----- Supplied material

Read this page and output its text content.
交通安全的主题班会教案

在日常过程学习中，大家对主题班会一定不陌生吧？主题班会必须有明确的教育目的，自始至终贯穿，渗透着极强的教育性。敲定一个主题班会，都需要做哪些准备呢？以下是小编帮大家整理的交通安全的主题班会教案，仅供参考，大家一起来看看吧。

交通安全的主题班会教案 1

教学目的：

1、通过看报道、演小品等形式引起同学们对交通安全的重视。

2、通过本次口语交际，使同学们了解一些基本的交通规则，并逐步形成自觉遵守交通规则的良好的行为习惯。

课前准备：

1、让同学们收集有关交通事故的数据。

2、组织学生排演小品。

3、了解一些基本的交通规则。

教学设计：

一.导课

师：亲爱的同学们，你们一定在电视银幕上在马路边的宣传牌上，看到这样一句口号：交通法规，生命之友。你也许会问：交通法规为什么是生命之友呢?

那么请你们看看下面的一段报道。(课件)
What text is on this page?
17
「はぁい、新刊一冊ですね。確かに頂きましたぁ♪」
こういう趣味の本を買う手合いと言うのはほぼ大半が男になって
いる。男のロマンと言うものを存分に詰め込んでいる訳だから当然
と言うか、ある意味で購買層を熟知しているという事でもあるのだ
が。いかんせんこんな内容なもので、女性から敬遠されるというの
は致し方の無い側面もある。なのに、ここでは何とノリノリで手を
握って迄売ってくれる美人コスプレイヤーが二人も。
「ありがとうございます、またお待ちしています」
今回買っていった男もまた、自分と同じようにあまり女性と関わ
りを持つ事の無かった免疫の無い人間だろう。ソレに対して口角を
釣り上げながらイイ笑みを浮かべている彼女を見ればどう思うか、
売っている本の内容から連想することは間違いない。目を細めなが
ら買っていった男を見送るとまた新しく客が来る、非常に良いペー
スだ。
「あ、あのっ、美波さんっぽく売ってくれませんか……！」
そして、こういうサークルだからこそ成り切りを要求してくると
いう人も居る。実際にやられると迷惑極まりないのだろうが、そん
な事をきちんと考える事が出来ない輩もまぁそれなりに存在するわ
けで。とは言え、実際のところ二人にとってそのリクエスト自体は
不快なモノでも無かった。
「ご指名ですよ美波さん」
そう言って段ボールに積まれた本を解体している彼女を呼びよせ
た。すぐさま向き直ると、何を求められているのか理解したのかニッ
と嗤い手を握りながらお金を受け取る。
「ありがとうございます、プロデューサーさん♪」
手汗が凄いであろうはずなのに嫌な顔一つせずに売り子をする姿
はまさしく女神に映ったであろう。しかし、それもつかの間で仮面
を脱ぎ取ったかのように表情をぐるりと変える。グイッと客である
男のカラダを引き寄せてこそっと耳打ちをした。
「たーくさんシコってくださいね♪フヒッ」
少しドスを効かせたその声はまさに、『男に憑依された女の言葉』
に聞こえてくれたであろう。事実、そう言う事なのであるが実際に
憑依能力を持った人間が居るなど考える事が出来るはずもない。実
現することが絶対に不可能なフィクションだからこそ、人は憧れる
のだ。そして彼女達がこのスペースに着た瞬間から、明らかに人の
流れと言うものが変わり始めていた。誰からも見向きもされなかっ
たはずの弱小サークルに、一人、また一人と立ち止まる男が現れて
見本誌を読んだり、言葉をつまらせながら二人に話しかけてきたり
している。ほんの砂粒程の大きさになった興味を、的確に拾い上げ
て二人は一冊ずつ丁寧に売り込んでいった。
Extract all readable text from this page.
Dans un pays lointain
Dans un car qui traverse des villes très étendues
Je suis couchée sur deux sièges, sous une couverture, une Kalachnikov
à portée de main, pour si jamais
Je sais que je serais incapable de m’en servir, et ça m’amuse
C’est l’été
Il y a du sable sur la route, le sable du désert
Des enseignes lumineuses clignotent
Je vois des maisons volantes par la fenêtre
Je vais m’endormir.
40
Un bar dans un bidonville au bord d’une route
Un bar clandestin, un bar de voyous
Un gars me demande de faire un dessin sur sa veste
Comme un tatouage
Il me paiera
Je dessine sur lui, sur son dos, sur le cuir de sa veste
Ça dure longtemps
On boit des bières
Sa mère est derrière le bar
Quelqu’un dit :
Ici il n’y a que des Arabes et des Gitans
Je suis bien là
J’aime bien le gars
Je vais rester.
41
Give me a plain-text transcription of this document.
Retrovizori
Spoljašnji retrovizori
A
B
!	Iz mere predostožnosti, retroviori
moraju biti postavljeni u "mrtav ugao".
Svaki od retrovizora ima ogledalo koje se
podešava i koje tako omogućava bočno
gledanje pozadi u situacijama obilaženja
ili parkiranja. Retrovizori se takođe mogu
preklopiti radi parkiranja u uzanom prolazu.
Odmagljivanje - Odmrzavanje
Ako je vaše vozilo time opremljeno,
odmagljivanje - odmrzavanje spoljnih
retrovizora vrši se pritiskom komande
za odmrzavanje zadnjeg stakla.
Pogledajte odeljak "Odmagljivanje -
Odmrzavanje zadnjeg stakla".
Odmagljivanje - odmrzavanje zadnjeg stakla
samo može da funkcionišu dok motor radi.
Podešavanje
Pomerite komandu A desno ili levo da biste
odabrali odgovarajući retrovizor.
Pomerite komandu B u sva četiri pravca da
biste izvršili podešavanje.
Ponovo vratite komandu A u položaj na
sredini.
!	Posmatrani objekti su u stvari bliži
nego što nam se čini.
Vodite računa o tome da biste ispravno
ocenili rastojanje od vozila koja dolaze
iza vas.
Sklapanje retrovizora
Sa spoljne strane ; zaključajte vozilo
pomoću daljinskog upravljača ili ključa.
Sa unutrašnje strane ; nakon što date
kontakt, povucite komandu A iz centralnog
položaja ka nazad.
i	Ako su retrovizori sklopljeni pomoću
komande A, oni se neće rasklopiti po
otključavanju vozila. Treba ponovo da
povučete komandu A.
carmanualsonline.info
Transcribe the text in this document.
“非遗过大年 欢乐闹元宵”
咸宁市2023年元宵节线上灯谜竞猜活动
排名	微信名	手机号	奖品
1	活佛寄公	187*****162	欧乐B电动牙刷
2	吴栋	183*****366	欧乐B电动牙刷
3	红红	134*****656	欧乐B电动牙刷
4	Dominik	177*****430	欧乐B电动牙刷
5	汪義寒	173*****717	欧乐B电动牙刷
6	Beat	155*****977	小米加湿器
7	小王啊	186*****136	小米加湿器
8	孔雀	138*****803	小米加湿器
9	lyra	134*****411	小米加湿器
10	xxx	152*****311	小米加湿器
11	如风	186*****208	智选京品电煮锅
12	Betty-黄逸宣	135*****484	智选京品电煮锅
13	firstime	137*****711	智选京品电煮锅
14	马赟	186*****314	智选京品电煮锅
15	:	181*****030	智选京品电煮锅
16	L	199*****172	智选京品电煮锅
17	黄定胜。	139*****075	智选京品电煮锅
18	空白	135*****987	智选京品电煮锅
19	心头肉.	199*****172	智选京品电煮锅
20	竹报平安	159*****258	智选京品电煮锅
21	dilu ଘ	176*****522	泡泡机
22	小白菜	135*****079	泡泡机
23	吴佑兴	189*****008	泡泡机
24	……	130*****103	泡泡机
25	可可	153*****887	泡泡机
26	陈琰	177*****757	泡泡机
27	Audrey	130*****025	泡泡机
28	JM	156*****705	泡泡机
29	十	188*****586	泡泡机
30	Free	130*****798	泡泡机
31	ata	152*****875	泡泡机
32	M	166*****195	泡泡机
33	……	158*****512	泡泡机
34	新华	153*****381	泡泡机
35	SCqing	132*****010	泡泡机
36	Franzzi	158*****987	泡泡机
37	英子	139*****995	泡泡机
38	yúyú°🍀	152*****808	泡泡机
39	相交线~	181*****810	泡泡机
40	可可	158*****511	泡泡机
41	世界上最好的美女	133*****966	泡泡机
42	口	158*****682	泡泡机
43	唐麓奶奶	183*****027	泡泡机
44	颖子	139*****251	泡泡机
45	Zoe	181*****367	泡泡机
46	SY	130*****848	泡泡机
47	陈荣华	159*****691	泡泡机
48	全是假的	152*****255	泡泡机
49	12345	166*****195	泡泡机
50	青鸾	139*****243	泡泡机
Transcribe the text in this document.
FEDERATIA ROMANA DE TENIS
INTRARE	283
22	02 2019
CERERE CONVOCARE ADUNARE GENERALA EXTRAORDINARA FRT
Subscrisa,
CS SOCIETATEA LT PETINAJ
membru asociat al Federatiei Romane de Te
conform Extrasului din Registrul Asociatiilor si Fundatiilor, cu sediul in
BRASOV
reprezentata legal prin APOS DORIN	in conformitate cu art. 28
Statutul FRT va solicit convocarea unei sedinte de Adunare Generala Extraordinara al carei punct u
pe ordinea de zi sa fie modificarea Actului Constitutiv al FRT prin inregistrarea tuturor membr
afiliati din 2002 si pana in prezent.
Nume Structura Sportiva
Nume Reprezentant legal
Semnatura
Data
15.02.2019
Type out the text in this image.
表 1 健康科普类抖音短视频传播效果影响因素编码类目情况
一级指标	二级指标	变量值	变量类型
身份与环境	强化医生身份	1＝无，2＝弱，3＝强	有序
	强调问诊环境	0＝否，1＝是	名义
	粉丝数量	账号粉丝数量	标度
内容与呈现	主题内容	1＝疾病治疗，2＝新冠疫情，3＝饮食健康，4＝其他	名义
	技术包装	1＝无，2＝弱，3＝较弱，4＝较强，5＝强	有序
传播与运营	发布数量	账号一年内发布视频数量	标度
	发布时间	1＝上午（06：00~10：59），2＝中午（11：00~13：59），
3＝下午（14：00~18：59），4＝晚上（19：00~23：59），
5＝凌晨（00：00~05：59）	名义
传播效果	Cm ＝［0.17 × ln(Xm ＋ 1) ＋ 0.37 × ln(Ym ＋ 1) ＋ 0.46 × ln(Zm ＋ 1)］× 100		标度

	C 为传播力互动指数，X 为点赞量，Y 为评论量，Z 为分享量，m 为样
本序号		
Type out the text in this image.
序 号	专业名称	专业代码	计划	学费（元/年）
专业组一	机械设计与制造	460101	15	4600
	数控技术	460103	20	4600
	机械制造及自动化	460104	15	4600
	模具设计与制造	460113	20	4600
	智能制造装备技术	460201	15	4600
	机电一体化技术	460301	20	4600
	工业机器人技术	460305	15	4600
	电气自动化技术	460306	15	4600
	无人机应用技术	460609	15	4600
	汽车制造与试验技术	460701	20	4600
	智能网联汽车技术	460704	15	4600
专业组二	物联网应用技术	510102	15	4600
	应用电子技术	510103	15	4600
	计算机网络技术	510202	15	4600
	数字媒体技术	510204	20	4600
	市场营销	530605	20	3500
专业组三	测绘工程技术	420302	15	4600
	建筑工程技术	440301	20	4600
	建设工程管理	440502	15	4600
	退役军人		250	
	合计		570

----------

▸ **Objective**: In the entries above, find every line with the word "stakla" and list it.

▸ **Response to this exercise**:
za odmrzavanje zadnjeg stakla.
Odmrzavanje zadnjeg stakla".
Odmagljivanje - odmrzavanje zadnjeg stakla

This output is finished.